### Stated exercise
Write out the records again, exactly, leaving none out.

--- Dataset content ---

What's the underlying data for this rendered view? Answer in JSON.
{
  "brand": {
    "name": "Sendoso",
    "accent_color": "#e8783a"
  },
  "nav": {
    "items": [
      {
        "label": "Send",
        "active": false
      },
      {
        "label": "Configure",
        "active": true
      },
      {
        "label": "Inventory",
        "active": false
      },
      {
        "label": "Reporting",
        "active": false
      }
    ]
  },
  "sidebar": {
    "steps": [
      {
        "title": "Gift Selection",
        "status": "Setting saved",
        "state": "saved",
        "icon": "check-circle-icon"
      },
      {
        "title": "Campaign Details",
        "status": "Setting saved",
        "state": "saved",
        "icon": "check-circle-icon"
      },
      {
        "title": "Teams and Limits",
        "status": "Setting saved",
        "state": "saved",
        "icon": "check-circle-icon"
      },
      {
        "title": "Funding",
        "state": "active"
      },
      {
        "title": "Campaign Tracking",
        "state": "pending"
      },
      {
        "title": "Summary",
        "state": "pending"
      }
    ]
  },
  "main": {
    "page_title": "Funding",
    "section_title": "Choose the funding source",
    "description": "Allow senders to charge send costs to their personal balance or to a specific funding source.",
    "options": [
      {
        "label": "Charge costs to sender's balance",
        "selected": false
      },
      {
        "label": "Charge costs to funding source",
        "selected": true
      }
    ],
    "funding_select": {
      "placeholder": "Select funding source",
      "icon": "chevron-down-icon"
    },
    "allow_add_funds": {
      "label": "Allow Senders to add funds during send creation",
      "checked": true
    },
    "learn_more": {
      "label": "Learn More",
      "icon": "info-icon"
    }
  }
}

---

### Task response
What's the underlying data for this rendered view? Answer in JSON.
{
  "brand": {
    "name": "Sendoso",
    "accent_color": "#e8783a"
  },
  "nav": {
    "items": [
      {
        "label": "Send",
        "active": false
      },
      {
        "label": "Configure",
        "active": true
      },
      {
        "label": "Inventory",
        "active": false
      },
      {
        "label": "Reporting",
        "active": false
      }
    ]
  },
  "sidebar": {
    "steps": [
      {
        "title": "Gift Selection",
        "status": "Setting saved",
        "state": "saved",
        "icon": "check-circle-icon"
      },
      {
        "title": "Campaign Details",
        "status": "Setting saved",
        "state": "saved",
        "icon": "check-circle-icon"
      },
      {
        "title": "Teams and Limits",
        "status": "Setting saved",
        "state": "saved",
        "icon": "check-circle-icon"
      },
      {
        "title": "Funding",
        "state": "active"
      },
      {
        "title": "Campaign Tracking",
        "state": "pending"
      },
      {
        "title": "Summary",
        "state": "pending"
      }
    ]
  },
  "main": {
    "page_title": "Funding",
    "section_title": "Choose the funding source",
    "description": "Allow senders to charge send costs to their personal balance or to a specific funding source.",
    "options": [
      {
        "label": "Charge costs to sender's balance",
        "selected": false
      },
      {
        "label": "Charge costs to funding source",
        "selected": true
      }
    ],
    "funding_select": {
      "placeholder": "Select funding source",
      "icon": "chevron-down-icon"
    },
    "allow_add_funds": {
      "label": "Allow Senders to add funds during send creation",
      "checked": true
    },
    "learn_more": {
      "label": "Learn More",
      "icon": "info-icon"
    }
  }
}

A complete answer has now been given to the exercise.